▶ _Records supplied_
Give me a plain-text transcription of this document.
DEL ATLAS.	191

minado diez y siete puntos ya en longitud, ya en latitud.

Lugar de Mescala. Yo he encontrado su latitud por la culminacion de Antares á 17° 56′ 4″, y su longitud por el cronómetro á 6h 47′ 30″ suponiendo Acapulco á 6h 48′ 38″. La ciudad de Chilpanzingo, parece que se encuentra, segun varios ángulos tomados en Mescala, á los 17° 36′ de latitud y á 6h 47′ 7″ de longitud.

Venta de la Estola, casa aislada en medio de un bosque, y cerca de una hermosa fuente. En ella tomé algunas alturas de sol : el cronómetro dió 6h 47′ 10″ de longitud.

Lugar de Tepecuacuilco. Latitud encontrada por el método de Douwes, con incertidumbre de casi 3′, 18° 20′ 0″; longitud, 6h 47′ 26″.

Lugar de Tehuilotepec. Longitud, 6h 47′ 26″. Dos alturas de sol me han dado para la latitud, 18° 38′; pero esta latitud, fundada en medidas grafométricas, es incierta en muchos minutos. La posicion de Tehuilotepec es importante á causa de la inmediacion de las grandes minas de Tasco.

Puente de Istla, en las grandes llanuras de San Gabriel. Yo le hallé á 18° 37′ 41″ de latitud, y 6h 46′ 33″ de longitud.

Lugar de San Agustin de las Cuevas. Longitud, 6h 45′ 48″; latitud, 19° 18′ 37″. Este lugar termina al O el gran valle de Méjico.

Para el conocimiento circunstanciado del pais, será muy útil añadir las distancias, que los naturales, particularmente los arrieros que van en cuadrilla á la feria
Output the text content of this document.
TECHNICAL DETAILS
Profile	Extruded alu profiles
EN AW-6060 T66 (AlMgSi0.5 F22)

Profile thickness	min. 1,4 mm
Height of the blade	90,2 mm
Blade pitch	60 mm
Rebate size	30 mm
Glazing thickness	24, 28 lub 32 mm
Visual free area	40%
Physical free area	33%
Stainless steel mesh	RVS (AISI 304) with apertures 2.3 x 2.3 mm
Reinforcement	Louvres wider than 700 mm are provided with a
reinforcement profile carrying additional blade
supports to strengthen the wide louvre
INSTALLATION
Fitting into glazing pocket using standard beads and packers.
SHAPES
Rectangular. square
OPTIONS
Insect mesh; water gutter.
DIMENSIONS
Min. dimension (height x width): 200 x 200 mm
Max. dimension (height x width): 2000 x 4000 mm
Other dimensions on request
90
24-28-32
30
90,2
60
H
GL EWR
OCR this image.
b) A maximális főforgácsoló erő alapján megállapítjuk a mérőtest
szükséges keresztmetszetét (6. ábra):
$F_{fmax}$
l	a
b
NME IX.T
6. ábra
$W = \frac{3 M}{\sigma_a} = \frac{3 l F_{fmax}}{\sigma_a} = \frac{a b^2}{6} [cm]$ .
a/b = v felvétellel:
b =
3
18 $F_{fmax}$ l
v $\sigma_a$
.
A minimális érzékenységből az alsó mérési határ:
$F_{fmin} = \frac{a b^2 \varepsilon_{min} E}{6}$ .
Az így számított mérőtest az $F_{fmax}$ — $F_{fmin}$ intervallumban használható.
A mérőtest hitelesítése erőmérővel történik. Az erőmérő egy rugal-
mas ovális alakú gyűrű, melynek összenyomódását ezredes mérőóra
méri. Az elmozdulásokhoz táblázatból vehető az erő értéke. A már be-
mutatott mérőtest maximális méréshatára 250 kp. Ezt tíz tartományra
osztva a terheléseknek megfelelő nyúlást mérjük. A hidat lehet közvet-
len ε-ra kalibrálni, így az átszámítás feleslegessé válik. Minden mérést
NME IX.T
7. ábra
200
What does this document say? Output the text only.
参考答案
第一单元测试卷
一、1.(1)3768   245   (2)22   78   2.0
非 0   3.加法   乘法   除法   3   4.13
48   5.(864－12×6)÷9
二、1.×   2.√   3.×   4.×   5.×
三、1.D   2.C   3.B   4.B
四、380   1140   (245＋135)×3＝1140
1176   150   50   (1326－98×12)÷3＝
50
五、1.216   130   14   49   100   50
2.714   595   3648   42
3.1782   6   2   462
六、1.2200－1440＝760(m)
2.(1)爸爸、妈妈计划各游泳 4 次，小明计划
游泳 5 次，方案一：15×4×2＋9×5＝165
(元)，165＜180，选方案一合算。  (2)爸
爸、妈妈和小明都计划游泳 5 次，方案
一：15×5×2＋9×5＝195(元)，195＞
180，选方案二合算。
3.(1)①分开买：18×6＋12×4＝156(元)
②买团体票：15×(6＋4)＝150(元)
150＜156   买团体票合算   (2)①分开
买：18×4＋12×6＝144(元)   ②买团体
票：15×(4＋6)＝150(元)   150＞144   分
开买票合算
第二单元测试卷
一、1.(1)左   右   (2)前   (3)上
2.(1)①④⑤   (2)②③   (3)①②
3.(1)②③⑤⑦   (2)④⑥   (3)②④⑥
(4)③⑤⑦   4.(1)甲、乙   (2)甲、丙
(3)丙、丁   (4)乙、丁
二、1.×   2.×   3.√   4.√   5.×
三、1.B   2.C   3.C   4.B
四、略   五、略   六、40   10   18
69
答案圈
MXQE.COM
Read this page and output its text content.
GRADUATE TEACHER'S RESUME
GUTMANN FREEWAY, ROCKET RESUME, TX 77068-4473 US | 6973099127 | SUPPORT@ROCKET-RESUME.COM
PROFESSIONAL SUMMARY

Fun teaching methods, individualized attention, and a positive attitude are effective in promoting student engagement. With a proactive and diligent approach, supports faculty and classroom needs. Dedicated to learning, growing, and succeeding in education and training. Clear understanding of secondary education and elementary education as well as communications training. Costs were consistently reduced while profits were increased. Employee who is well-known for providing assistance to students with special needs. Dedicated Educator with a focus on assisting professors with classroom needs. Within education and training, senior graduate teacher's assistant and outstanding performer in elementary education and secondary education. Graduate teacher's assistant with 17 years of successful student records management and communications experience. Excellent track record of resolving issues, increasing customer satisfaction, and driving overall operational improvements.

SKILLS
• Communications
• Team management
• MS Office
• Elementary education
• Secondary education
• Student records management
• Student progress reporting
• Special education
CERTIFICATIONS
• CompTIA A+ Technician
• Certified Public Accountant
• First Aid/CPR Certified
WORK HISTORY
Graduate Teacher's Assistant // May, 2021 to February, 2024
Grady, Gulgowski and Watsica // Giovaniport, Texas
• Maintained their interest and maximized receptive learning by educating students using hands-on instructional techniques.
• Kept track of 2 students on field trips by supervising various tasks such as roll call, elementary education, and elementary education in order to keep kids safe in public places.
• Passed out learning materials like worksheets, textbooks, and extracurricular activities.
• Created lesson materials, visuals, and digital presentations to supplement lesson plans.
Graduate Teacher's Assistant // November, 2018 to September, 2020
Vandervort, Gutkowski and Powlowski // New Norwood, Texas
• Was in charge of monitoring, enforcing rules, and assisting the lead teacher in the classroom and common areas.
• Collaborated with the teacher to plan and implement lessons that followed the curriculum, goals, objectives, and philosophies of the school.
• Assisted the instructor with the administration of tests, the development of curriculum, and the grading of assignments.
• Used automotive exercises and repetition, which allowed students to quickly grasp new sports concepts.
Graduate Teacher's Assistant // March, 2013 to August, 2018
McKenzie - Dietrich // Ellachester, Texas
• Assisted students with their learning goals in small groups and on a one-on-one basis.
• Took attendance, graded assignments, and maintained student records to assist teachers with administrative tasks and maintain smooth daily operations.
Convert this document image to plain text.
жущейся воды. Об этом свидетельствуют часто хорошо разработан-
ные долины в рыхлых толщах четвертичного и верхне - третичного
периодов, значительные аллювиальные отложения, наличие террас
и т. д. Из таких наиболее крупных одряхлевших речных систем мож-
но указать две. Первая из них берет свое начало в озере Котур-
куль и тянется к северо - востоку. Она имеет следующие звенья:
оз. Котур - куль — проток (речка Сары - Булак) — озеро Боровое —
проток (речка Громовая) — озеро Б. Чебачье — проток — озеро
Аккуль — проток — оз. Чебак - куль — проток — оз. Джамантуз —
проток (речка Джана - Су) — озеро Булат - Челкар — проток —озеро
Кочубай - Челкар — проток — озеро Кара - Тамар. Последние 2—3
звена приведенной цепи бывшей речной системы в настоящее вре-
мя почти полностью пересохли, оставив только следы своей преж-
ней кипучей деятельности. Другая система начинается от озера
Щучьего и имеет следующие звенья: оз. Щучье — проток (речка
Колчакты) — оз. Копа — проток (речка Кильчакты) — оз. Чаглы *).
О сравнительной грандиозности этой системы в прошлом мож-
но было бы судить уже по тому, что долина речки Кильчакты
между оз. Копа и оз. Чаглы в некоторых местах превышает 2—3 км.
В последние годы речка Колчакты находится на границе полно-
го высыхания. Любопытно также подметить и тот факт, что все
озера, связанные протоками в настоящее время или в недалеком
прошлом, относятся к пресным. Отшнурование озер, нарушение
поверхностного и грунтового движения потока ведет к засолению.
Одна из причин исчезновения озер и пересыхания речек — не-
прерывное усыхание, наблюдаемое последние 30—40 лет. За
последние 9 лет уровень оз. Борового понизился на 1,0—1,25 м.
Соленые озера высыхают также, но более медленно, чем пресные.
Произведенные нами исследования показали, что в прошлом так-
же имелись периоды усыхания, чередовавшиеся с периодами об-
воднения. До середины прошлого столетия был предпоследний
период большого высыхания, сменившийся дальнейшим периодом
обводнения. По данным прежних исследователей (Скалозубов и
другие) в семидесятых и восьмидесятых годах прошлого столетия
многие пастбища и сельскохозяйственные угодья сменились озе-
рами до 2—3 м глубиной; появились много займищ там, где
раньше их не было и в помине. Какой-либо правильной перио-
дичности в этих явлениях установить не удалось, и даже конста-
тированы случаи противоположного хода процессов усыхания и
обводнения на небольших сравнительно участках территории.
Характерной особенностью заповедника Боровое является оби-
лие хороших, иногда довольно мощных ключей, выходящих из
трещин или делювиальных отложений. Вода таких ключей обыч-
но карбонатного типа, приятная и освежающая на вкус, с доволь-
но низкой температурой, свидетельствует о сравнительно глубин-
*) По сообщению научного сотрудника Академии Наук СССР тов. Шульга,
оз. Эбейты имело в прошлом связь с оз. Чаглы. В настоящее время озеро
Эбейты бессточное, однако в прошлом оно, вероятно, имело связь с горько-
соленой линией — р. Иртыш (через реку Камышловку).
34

▶ _Set task_
Whenever "Эбейты" turns up in a line, pick that line out.

▶ _Response below_
оз. Эбейты имело в прошлом связь с оз. Чаглы. В настоящее время озеро
Эбейты бессточное, однако в прошлом оно, вероятно, имело связь с горько-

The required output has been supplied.